▸ STATED TASK
Extract every line of the records below verbatim, without altering any character.

▸ MATERIAL TO PROCESS

▶

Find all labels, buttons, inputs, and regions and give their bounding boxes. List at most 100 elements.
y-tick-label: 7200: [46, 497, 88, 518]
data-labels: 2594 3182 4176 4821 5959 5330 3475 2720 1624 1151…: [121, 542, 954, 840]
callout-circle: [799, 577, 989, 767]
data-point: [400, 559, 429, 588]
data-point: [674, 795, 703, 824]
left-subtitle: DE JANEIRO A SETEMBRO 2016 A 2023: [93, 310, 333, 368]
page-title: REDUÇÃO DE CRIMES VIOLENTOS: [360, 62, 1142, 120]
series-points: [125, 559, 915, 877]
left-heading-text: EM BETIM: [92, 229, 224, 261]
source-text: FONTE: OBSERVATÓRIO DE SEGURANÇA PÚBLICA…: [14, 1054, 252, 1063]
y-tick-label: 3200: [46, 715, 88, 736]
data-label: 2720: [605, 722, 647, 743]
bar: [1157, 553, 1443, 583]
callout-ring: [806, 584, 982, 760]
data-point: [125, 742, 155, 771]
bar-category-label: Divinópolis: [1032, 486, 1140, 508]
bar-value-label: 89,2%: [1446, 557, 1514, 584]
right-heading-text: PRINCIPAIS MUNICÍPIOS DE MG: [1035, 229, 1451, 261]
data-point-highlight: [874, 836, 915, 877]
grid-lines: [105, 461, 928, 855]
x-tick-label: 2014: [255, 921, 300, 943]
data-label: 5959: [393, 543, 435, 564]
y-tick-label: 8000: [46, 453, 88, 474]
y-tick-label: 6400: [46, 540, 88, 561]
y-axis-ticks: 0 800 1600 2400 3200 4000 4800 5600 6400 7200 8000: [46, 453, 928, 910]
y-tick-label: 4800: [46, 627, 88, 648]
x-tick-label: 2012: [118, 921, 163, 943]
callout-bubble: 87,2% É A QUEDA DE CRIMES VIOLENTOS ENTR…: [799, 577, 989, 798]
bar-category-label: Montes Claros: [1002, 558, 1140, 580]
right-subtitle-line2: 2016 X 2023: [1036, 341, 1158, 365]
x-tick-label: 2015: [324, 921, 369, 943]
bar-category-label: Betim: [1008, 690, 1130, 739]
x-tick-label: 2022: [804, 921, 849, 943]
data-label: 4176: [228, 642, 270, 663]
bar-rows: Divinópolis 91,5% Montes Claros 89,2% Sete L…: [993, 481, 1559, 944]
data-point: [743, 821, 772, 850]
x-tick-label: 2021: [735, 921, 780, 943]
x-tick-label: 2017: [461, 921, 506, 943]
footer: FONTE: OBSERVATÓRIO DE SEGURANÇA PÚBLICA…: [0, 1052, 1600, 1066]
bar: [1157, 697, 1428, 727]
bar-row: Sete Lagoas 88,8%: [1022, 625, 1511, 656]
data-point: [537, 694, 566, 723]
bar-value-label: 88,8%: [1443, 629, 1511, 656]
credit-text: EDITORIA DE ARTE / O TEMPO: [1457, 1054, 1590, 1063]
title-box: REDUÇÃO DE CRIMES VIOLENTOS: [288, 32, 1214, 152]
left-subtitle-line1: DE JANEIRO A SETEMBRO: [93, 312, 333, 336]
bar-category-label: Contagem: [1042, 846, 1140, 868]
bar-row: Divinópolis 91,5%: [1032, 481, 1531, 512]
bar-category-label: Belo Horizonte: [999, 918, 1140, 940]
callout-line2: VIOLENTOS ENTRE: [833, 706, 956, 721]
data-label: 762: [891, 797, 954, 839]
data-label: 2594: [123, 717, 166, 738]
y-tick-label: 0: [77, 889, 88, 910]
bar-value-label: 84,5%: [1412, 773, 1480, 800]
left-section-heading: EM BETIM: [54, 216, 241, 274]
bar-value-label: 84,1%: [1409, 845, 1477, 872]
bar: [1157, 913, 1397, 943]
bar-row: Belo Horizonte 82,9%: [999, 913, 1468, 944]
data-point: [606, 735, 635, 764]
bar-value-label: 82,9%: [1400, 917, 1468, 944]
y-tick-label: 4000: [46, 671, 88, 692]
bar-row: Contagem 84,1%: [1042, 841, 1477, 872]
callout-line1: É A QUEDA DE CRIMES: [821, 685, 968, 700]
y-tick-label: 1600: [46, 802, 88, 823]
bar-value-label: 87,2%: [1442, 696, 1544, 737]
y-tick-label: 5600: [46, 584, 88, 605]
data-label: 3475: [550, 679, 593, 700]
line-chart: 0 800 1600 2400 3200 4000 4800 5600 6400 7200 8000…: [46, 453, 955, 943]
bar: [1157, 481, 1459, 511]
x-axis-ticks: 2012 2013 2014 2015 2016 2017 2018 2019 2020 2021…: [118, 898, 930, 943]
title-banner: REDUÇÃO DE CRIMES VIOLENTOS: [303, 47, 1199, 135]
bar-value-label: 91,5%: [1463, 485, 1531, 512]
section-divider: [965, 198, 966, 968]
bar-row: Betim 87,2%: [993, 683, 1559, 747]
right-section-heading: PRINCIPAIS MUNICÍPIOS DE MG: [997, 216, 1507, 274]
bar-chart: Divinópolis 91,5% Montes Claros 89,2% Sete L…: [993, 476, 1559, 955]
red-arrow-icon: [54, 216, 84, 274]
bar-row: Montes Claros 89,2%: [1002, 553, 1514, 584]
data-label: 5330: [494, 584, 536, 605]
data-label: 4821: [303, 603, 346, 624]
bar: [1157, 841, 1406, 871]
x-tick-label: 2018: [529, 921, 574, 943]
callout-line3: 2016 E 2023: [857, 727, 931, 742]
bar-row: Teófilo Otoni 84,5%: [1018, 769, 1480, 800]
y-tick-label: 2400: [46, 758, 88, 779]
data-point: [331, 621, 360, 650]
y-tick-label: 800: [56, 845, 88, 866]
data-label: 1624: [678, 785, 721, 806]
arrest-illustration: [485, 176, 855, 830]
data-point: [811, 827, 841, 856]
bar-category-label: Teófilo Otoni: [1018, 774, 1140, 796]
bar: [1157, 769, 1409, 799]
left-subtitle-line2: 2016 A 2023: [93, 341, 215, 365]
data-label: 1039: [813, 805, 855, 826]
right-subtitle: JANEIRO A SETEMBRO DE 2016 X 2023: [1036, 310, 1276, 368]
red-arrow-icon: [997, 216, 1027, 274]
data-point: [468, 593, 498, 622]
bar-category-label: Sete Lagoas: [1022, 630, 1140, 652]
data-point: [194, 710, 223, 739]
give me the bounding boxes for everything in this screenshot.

◀

▸ EXERCISE OUTPUT
Find all labels, buttons, inputs, and regions and give their bounding boxes. List at most 100 elements.
y-tick-label: 7200: [46, 497, 88, 518]
data-labels: 2594 3182 4176 4821 5959 5330 3475 2720 1624 1151…: [121, 542, 954, 840]
callout-circle: [799, 577, 989, 767]
data-point: [400, 559, 429, 588]
data-point: [674, 795, 703, 824]
left-subtitle: DE JANEIRO A SETEMBRO 2016 A 2023: [93, 310, 333, 368]
page-title: REDUÇÃO DE CRIMES VIOLENTOS: [360, 62, 1142, 120]
series-points: [125, 559, 915, 877]
left-heading-text: EM BETIM: [92, 229, 224, 261]
source-text: FONTE: OBSERVATÓRIO DE SEGURANÇA PÚBLICA…: [14, 1054, 252, 1063]
y-tick-label: 3200: [46, 715, 88, 736]
data-label: 2720: [605, 722, 647, 743]
bar: [1157, 553, 1443, 583]
callout-ring: [806, 584, 982, 760]
data-point: [125, 742, 155, 771]
bar-category-label: Divinópolis: [1032, 486, 1140, 508]
bar-value-label: 89,2%: [1446, 557, 1514, 584]
right-heading-text: PRINCIPAIS MUNICÍPIOS DE MG: [1035, 229, 1451, 261]
data-point-highlight: [874, 836, 915, 877]
grid-lines: [105, 461, 928, 855]
x-tick-label: 2014: [255, 921, 300, 943]
data-label: 5959: [393, 543, 435, 564]
y-tick-label: 8000: [46, 453, 88, 474]
y-tick-label: 6400: [46, 540, 88, 561]
y-axis-ticks: 0 800 1600 2400 3200 4000 4800 5600 6400 7200 8000: [46, 453, 928, 910]
y-tick-label: 4800: [46, 627, 88, 648]
x-tick-label: 2012: [118, 921, 163, 943]
callout-bubble: 87,2% É A QUEDA DE CRIMES VIOLENTOS ENTR…: [799, 577, 989, 798]
bar-category-label: Montes Claros: [1002, 558, 1140, 580]
right-subtitle-line2: 2016 X 2023: [1036, 341, 1158, 365]
x-tick-label: 2015: [324, 921, 369, 943]
bar-category-label: Betim: [1008, 690, 1130, 739]
x-tick-label: 2022: [804, 921, 849, 943]
data-label: 4176: [228, 642, 270, 663]
bar-rows: Divinópolis 91,5% Montes Claros 89,2% Sete L…: [993, 481, 1559, 944]
data-point: [743, 821, 772, 850]
x-tick-label: 2021: [735, 921, 780, 943]
x-tick-label: 2017: [461, 921, 506, 943]
footer: FONTE: OBSERVATÓRIO DE SEGURANÇA PÚBLICA…: [0, 1052, 1600, 1066]
bar: [1157, 697, 1428, 727]
bar-row: Sete Lagoas 88,8%: [1022, 625, 1511, 656]
data-point: [537, 694, 566, 723]
bar-value-label: 88,8%: [1443, 629, 1511, 656]
credit-text: EDITORIA DE ARTE / O TEMPO: [1457, 1054, 1590, 1063]
title-box: REDUÇÃO DE CRIMES VIOLENTOS: [288, 32, 1214, 152]
left-subtitle-line1: DE JANEIRO A SETEMBRO: [93, 312, 333, 336]
bar-category-label: Contagem: [1042, 846, 1140, 868]
bar-row: Divinópolis 91,5%: [1032, 481, 1531, 512]
bar-category-label: Belo Horizonte: [999, 918, 1140, 940]
callout-line2: VIOLENTOS ENTRE: [833, 706, 956, 721]
data-label: 762: [891, 797, 954, 839]
data-label: 2594: [123, 717, 166, 738]
y-tick-label: 0: [77, 889, 88, 910]
bar-value-label: 84,5%: [1412, 773, 1480, 800]
left-section-heading: EM BETIM: [54, 216, 241, 274]
bar-value-label: 84,1%: [1409, 845, 1477, 872]
bar: [1157, 913, 1397, 943]
bar-row: Belo Horizonte 82,9%: [999, 913, 1468, 944]
data-point: [606, 735, 635, 764]
bar-value-label: 82,9%: [1400, 917, 1468, 944]
y-tick-label: 4000: [46, 671, 88, 692]
bar-row: Contagem 84,1%: [1042, 841, 1477, 872]
callout-line1: É A QUEDA DE CRIMES: [821, 685, 968, 700]
y-tick-label: 1600: [46, 802, 88, 823]
bar-value-label: 87,2%: [1442, 696, 1544, 737]
y-tick-label: 5600: [46, 584, 88, 605]
data-label: 3475: [550, 679, 593, 700]
line-chart: 0 800 1600 2400 3200 4000 4800 5600 6400 7200 8000…: [46, 453, 955, 943]
bar: [1157, 481, 1459, 511]
x-axis-ticks: 2012 2013 2014 2015 2016 2017 2018 2019 2020 2021…: [118, 898, 930, 943]
title-banner: REDUÇÃO DE CRIMES VIOLENTOS: [303, 47, 1199, 135]
bar-value-label: 91,5%: [1463, 485, 1531, 512]
section-divider: [965, 198, 966, 968]
bar-row: Betim 87,2%: [993, 683, 1559, 747]
right-section-heading: PRINCIPAIS MUNICÍPIOS DE MG: [997, 216, 1507, 274]
bar-chart: Divinópolis 91,5% Montes Claros 89,2% Sete L…: [993, 476, 1559, 955]
red-arrow-icon: [54, 216, 84, 274]
bar-row: Montes Claros 89,2%: [1002, 553, 1514, 584]
data-label: 5330: [494, 584, 536, 605]
data-label: 4821: [303, 603, 346, 624]
bar: [1157, 841, 1406, 871]
x-tick-label: 2018: [529, 921, 574, 943]
callout-line3: 2016 E 2023: [857, 727, 931, 742]
bar-row: Teófilo Otoni 84,5%: [1018, 769, 1480, 800]
y-tick-label: 2400: [46, 758, 88, 779]
data-point: [331, 621, 360, 650]
y-tick-label: 800: [56, 845, 88, 866]
data-label: 1624: [678, 785, 721, 806]
arrest-illustration: [485, 176, 855, 830]
data-point: [811, 827, 841, 856]
bar-category-label: Teófilo Otoni: [1018, 774, 1140, 796]
bar: [1157, 769, 1409, 799]
left-subtitle-line2: 2016 A 2023: [93, 341, 215, 365]
data-label: 1039: [813, 805, 855, 826]
right-subtitle: JANEIRO A SETEMBRO DE 2016 X 2023: [1036, 310, 1276, 368]
red-arrow-icon: [997, 216, 1027, 274]
data-point: [468, 593, 498, 622]
bar-category-label: Sete Lagoas: [1022, 630, 1140, 652]
data-point: [194, 710, 223, 739]
give me the bounding boxes for everything in this screenshot.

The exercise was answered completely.